Directions — Your answer should be a single number: the count of lines in the material below that hold "write".

Raw records
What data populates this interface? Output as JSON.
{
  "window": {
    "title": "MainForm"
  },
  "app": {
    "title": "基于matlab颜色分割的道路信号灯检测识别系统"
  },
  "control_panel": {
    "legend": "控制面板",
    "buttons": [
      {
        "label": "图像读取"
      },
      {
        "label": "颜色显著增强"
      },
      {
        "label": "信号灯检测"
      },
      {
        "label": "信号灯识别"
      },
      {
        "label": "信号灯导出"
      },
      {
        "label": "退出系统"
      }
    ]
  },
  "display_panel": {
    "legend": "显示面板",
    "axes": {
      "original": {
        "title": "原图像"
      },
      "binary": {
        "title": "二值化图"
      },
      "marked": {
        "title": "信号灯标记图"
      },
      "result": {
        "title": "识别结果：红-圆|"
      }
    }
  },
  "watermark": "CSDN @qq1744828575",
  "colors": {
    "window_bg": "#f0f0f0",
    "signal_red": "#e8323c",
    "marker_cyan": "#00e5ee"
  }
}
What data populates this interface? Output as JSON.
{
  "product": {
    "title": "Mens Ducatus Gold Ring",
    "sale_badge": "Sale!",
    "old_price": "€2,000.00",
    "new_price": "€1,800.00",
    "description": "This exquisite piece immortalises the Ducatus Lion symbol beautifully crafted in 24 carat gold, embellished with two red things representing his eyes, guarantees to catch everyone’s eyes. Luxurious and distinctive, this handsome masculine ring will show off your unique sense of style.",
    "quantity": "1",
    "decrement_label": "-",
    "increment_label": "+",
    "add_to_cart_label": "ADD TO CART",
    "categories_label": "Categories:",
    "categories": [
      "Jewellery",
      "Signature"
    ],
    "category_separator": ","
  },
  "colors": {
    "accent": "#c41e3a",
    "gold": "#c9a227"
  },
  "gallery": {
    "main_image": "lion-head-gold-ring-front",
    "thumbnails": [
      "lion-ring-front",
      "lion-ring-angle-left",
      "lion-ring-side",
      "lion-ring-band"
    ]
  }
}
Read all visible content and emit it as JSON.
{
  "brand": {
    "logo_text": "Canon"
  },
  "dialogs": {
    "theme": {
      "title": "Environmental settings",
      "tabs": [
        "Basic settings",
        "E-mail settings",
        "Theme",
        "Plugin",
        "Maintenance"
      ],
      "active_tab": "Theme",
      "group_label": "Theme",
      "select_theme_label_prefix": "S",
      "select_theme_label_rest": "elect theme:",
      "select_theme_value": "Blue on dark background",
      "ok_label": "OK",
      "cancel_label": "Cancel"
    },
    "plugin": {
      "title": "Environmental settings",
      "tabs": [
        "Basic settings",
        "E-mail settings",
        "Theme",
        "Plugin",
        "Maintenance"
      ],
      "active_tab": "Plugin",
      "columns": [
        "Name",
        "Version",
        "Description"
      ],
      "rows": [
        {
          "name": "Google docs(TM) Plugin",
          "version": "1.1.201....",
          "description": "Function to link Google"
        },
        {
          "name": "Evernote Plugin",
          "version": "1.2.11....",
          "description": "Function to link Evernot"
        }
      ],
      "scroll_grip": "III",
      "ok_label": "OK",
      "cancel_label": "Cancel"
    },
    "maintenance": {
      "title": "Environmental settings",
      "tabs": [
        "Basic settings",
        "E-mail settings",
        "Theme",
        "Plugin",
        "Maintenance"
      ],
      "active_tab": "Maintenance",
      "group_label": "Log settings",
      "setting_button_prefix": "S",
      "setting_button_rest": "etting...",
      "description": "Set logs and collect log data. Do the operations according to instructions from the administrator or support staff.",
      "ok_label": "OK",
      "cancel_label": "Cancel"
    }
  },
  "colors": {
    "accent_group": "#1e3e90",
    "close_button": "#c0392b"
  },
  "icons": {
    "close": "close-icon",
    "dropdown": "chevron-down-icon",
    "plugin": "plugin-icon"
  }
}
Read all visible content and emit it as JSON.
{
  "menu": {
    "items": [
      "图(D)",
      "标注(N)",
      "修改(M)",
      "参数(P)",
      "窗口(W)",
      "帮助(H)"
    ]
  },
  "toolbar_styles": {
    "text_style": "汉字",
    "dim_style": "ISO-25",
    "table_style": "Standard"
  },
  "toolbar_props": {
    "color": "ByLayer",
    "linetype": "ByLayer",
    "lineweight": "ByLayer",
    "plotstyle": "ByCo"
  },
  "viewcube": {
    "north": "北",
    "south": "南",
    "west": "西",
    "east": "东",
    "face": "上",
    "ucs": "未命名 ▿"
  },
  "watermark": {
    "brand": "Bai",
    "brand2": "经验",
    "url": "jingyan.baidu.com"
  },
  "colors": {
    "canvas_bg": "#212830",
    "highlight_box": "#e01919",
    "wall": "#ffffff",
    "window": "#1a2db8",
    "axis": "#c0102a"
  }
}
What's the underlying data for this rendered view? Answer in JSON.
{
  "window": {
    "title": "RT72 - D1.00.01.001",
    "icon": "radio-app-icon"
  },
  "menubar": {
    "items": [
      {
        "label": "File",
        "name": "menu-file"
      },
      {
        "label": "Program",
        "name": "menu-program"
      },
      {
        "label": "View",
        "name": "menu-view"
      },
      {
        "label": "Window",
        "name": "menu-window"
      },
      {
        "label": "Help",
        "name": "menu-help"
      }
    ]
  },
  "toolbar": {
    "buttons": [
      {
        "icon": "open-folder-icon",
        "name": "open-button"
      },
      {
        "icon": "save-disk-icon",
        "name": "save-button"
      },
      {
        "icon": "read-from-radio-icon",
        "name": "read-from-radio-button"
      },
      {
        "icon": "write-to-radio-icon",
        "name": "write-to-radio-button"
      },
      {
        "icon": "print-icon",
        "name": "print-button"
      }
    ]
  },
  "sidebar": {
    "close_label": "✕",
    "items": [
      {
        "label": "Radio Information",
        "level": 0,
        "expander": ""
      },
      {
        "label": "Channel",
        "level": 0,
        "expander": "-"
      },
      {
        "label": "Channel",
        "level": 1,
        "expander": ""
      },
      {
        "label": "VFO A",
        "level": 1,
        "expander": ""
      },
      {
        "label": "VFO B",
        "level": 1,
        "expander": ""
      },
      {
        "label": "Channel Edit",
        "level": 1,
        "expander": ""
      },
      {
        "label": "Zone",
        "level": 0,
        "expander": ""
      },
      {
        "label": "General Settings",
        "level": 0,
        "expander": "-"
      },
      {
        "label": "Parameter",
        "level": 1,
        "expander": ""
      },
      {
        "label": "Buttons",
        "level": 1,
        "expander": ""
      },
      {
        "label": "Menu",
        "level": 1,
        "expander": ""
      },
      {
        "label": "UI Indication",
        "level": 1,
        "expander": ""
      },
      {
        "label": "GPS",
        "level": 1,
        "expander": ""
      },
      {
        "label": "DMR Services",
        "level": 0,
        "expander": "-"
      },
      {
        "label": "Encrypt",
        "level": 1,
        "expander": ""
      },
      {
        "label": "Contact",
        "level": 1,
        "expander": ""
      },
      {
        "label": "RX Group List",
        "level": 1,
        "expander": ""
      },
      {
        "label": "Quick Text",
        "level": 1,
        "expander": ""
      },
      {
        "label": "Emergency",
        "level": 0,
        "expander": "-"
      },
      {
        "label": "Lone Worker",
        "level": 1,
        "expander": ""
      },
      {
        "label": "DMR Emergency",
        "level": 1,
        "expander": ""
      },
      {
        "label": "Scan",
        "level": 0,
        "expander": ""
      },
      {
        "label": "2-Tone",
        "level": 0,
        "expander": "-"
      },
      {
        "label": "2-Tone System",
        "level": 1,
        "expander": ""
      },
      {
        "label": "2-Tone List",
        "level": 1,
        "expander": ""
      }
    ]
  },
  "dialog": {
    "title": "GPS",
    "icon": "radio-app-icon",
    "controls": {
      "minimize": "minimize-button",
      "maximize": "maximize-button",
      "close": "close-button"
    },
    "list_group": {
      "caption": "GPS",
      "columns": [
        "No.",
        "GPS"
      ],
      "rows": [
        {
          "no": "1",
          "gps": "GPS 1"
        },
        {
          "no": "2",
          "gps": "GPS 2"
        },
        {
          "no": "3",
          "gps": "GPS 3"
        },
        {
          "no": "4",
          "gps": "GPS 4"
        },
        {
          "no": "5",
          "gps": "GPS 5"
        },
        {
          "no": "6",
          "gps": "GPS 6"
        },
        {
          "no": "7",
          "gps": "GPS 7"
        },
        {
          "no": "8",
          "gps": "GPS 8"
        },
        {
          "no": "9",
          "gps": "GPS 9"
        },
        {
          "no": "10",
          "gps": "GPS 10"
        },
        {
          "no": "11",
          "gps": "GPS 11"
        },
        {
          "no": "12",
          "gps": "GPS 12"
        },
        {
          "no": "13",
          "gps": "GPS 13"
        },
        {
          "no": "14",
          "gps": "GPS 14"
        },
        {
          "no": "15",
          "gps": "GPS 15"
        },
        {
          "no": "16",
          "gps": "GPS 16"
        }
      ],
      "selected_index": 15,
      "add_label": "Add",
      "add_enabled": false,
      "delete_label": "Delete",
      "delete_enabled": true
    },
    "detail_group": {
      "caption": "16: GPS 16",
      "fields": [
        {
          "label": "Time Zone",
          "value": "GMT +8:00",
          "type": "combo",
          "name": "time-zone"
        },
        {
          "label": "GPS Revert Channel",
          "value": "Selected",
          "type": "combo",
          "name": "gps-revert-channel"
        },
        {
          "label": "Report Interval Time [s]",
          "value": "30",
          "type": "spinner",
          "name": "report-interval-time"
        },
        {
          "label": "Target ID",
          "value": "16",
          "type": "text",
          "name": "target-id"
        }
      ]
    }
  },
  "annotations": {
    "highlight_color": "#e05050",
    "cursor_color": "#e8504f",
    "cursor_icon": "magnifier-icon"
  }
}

Task result — 2